* **Material to process**
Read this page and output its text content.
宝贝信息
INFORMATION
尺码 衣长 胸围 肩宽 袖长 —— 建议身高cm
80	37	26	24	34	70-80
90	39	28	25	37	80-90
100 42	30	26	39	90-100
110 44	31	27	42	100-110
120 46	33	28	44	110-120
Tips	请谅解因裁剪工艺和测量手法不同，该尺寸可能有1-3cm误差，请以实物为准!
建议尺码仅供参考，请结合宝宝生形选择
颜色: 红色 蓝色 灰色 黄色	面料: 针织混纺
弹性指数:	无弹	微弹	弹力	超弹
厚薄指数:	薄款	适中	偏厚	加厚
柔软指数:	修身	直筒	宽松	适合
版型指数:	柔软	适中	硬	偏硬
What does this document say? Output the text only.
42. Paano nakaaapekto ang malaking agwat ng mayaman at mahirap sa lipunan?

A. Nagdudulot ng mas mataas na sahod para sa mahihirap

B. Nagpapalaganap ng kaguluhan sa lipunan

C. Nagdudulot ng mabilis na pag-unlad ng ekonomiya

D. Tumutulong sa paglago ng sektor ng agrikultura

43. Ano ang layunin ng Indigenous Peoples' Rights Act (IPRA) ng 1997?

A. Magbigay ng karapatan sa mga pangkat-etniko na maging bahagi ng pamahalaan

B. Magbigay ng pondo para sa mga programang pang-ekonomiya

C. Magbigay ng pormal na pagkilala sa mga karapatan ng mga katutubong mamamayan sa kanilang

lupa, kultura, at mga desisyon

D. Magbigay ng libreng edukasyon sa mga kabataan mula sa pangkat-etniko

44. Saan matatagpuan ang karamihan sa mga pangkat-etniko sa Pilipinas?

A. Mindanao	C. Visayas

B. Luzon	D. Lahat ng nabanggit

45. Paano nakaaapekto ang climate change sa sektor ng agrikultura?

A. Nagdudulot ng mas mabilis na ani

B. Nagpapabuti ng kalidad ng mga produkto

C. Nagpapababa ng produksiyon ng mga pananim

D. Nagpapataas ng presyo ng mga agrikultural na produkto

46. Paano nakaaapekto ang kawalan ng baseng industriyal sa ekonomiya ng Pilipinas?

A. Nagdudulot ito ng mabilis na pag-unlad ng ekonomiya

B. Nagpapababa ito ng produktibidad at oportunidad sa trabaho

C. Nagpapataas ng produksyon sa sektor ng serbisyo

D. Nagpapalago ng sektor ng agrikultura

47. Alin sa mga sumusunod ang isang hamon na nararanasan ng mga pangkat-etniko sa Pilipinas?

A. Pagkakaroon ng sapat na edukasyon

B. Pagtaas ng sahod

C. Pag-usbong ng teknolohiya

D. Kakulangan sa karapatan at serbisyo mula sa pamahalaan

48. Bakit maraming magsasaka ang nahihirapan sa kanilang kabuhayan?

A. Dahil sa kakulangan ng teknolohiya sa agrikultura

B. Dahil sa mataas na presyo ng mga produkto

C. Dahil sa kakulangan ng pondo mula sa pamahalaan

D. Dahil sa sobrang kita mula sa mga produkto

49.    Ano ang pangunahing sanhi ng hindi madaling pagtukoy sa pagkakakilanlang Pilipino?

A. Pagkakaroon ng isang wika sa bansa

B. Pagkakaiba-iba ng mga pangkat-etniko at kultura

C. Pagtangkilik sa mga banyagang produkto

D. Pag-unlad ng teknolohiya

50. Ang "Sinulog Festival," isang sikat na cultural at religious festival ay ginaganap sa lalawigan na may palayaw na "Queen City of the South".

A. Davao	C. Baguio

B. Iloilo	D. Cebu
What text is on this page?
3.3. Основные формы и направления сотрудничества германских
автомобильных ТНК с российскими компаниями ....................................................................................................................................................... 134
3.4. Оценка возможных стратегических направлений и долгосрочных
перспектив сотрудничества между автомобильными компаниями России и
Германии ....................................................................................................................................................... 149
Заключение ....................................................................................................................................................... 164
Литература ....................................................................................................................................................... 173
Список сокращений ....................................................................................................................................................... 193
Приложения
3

* **What you will do**
Return all lines containing the word "компаниями".

* **Answer in full**
автомобильных ТНК с российскими компаниями ....................................................................................................................................................... 134
перспектив сотрудничества между автомобильными компаниями России и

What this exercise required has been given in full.